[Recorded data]
— Start —
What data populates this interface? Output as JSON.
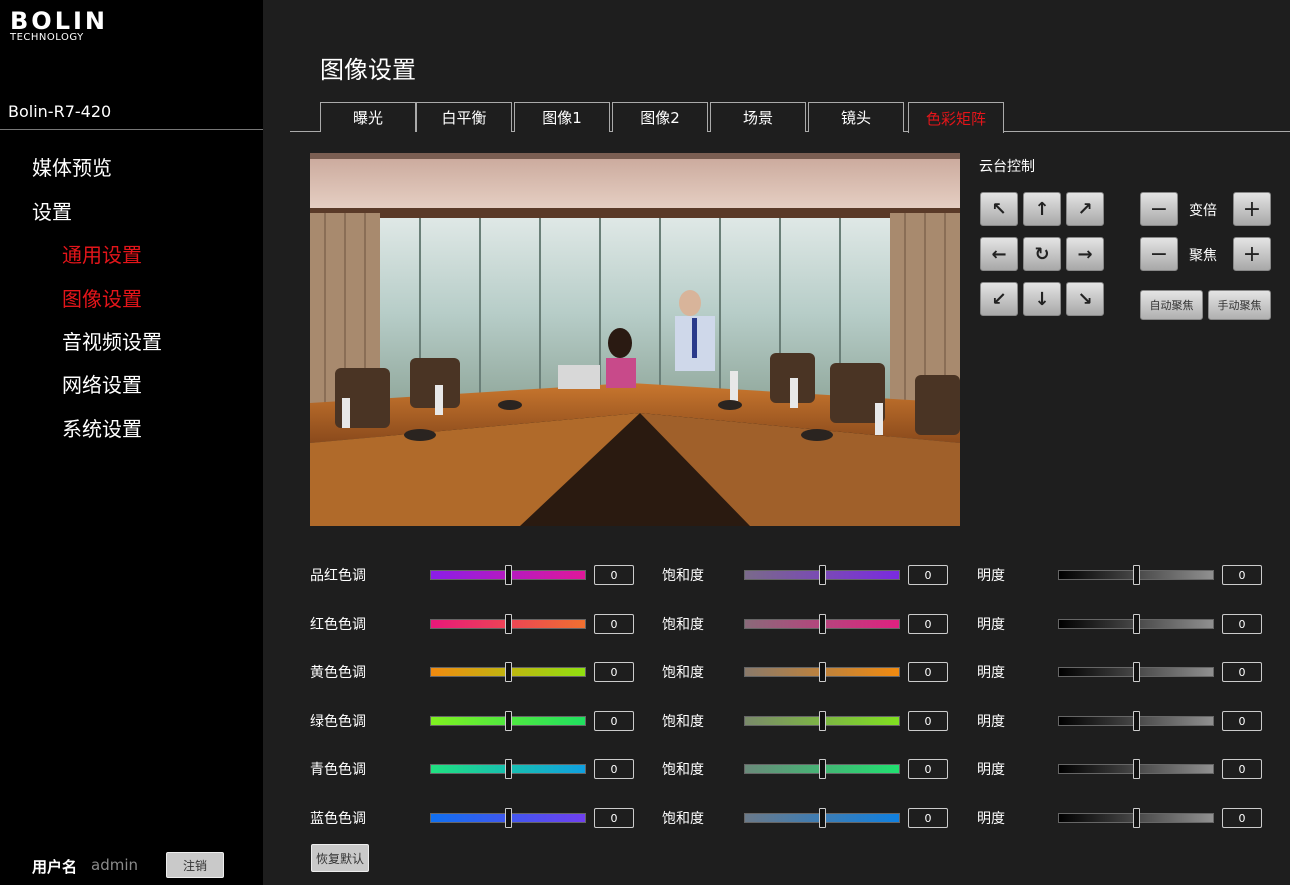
{
  "sidebar": {
    "logo": {
      "brand": "BOLIN",
      "sub": "TECHNOLOGY"
    },
    "device_name": "Bolin-R7-420",
    "nav": [
      {
        "label": "媒体预览",
        "active": false,
        "level": 1
      },
      {
        "label": "设置",
        "active": false,
        "level": 1
      },
      {
        "label": "通用设置",
        "active": true,
        "level": 2
      },
      {
        "label": "图像设置",
        "active": true,
        "level": 2
      },
      {
        "label": "音视频设置",
        "active": false,
        "level": 2
      },
      {
        "label": "网络设置",
        "active": false,
        "level": 2
      },
      {
        "label": "系统设置",
        "active": false,
        "level": 2
      }
    ],
    "user_label": "用户名",
    "user_name": "admin",
    "logout": "注销"
  },
  "main": {
    "title": "图像设置",
    "tabs": [
      {
        "label": "曝光",
        "active": false
      },
      {
        "label": "白平衡",
        "active": false
      },
      {
        "label": "图像1",
        "active": false
      },
      {
        "label": "图像2",
        "active": false
      },
      {
        "label": "场景",
        "active": false
      },
      {
        "label": "镜头",
        "active": false
      },
      {
        "label": "色彩矩阵",
        "active": true
      }
    ],
    "active_color": "#e3151a"
  },
  "ptz": {
    "title": "云台控制",
    "arrows": [
      "arrow-up-left-icon",
      "arrow-up-icon",
      "arrow-up-right-icon",
      "arrow-left-icon",
      "reset-rotate-icon",
      "arrow-right-icon",
      "arrow-down-left-icon",
      "arrow-down-icon",
      "arrow-down-right-icon"
    ],
    "arrow_glyphs": [
      "↖",
      "↑",
      "↗",
      "←",
      "↻",
      "→",
      "↙",
      "↓",
      "↘"
    ],
    "zoom_label": "变倍",
    "focus_label": "聚焦",
    "minus": "−",
    "plus": "+",
    "auto_focus": "自动聚焦",
    "manual_focus": "手动聚焦"
  },
  "color_matrix": {
    "rows": [
      {
        "hue_label": "品红色调",
        "hue_value": "0",
        "sat_label": "饱和度",
        "sat_value": "0",
        "lum_label": "明度",
        "lum_value": "0",
        "hue_gradient": [
          "#8a1de8",
          "#e0189a"
        ],
        "sat_gradient": [
          "#7a6a8a",
          "#7a2ae0"
        ],
        "level": 0.5
      },
      {
        "hue_label": "红色色调",
        "hue_value": "0",
        "sat_label": "饱和度",
        "sat_value": "0",
        "lum_label": "明度",
        "lum_value": "0",
        "hue_gradient": [
          "#e8187a",
          "#f07030"
        ],
        "sat_gradient": [
          "#8a6a7a",
          "#e02080"
        ],
        "level": 0.5
      },
      {
        "hue_label": "黄色色调",
        "hue_value": "0",
        "sat_label": "饱和度",
        "sat_value": "0",
        "lum_label": "明度",
        "lum_value": "0",
        "hue_gradient": [
          "#f08a10",
          "#90e010"
        ],
        "sat_gradient": [
          "#8a7a6a",
          "#f08a10"
        ],
        "level": 0.5
      },
      {
        "hue_label": "绿色色调",
        "hue_value": "0",
        "sat_label": "饱和度",
        "sat_value": "0",
        "lum_label": "明度",
        "lum_value": "0",
        "hue_gradient": [
          "#80f020",
          "#20e060"
        ],
        "sat_gradient": [
          "#7a8a6a",
          "#80e020"
        ],
        "level": 0.5
      },
      {
        "hue_label": "青色色调",
        "hue_value": "0",
        "sat_label": "饱和度",
        "sat_value": "0",
        "lum_label": "明度",
        "lum_value": "0",
        "hue_gradient": [
          "#20e080",
          "#10a0e0"
        ],
        "sat_gradient": [
          "#6a8a7a",
          "#20e070"
        ],
        "level": 0.5
      },
      {
        "hue_label": "蓝色色调",
        "hue_value": "0",
        "sat_label": "饱和度",
        "sat_value": "0",
        "lum_label": "明度",
        "lum_value": "0",
        "hue_gradient": [
          "#1070f0",
          "#7040f0"
        ],
        "sat_gradient": [
          "#6a7a8a",
          "#1080e0"
        ],
        "level": 0.5
      }
    ],
    "lum_gradient": [
      "#000000",
      "#909090"
    ],
    "reset": "恢复默认"
  }
}
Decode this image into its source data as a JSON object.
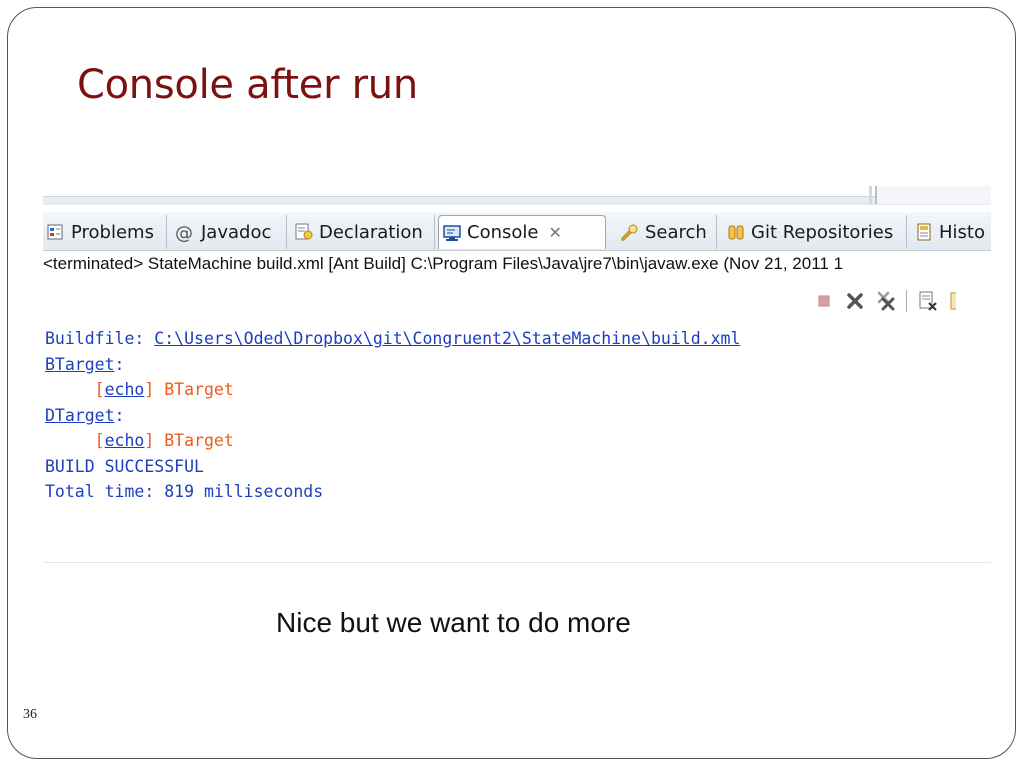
{
  "slide": {
    "title": "Console after run",
    "caption": "Nice but we want to do more",
    "page_number": "36"
  },
  "tabs": [
    {
      "label": "Problems",
      "icon": "problems-icon"
    },
    {
      "label": "Javadoc",
      "icon": "at-icon"
    },
    {
      "label": "Declaration",
      "icon": "declaration-icon"
    },
    {
      "label": "Console",
      "icon": "console-icon",
      "active": true
    },
    {
      "label": "Search",
      "icon": "search-flashlight-icon"
    },
    {
      "label": "Git Repositories",
      "icon": "git-repositories-icon"
    },
    {
      "label": "Histo",
      "icon": "history-icon"
    }
  ],
  "console_status": "<terminated> StateMachine build.xml [Ant Build] C:\\Program Files\\Java\\jre7\\bin\\javaw.exe (Nov 21, 2011 1",
  "toolbar_icons": [
    "terminate-icon",
    "remove-launch-icon",
    "remove-all-terminated-icon",
    "clear-console-icon",
    "scroll-lock-icon"
  ],
  "console_output": {
    "buildfile_label": "Buildfile: ",
    "buildfile_path": "C:\\Users\\Oded\\Dropbox\\git\\Congruent2\\StateMachine\\build.xml",
    "target1": "BTarget",
    "colon": ":",
    "indent": "     ",
    "bracket_open": "[",
    "task": "echo",
    "bracket_close": "]",
    "echo1": " BTarget",
    "target2": "DTarget",
    "echo2": " BTarget",
    "result": "BUILD SUCCESSFUL",
    "total_time": "Total time: 819 milliseconds"
  },
  "colors": {
    "title": "#7b1111",
    "console_text": "#1d3fbf",
    "echo_text": "#f05a1a"
  }
}
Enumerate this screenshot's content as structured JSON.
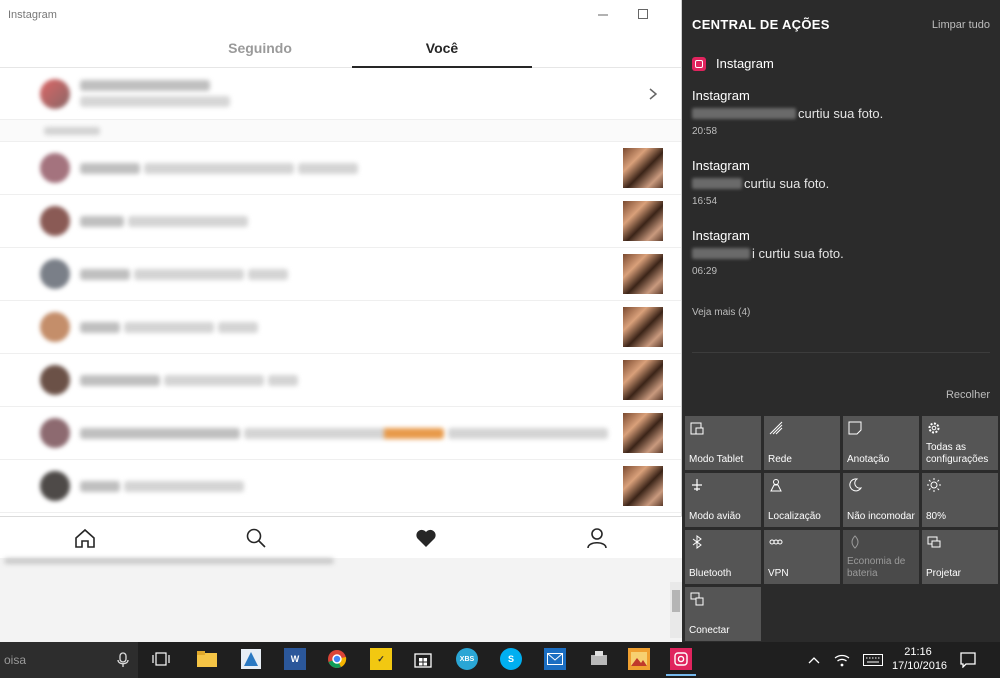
{
  "window": {
    "title": "Instagram"
  },
  "tabs": [
    {
      "label": "Seguindo"
    },
    {
      "label": "Você"
    }
  ],
  "notifications_count": 7,
  "action_center": {
    "title": "CENTRAL DE AÇÕES",
    "clear_all": "Limpar tudo",
    "app_name": "Instagram",
    "notifications": [
      {
        "title": "Instagram",
        "text": "curtiu sua foto.",
        "time": "20:58"
      },
      {
        "title": "Instagram",
        "text": "curtiu sua foto.",
        "time": "16:54"
      },
      {
        "title": "Instagram",
        "text": "i curtiu sua foto.",
        "time": "06:29"
      }
    ],
    "see_more": "Veja mais (4)",
    "collapse": "Recolher",
    "quick_actions": [
      {
        "label": "Modo Tablet",
        "icon": "tablet-mode-icon",
        "enabled": true
      },
      {
        "label": "Rede",
        "icon": "network-icon",
        "enabled": true
      },
      {
        "label": "Anotação",
        "icon": "note-icon",
        "enabled": true
      },
      {
        "label": "Todas as configurações",
        "icon": "settings-icon",
        "enabled": true
      },
      {
        "label": "Modo avião",
        "icon": "airplane-icon",
        "enabled": true
      },
      {
        "label": "Localização",
        "icon": "location-icon",
        "enabled": true
      },
      {
        "label": "Não incomodar",
        "icon": "moon-icon",
        "enabled": true
      },
      {
        "label": "80%",
        "icon": "brightness-icon",
        "enabled": true
      },
      {
        "label": "Bluetooth",
        "icon": "bluetooth-icon",
        "enabled": true
      },
      {
        "label": "VPN",
        "icon": "vpn-icon",
        "enabled": true
      },
      {
        "label": "Economia de bateria",
        "icon": "battery-saver-icon",
        "enabled": false
      },
      {
        "label": "Projetar",
        "icon": "project-icon",
        "enabled": true
      },
      {
        "label": "Conectar",
        "icon": "connect-icon",
        "enabled": true
      }
    ]
  },
  "taskbar": {
    "search_text": "oisa",
    "time": "21:16",
    "date": "17/10/2016",
    "colors": {
      "bar": "#1f1f1f",
      "instagram": "#e0245e"
    }
  }
}
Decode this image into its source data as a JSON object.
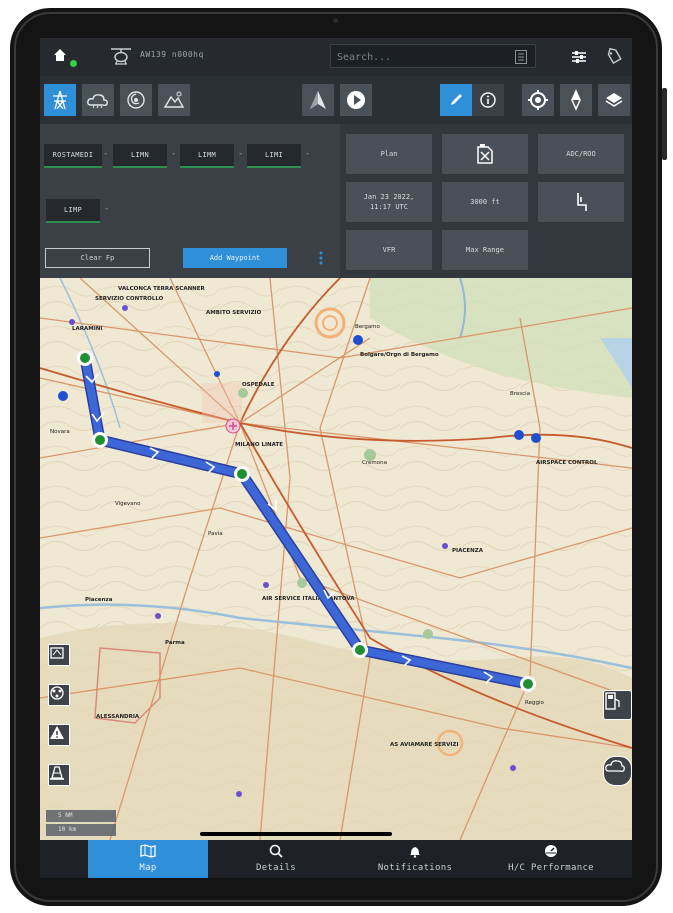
— End —
[WRITTEN INSTRUCTION] Copy each line of the records above that carries the word "remove".

[OUTPUT FOR THIS EXERCISE]
    "remove-launch-icon",
    "remove-all-terminated-icon",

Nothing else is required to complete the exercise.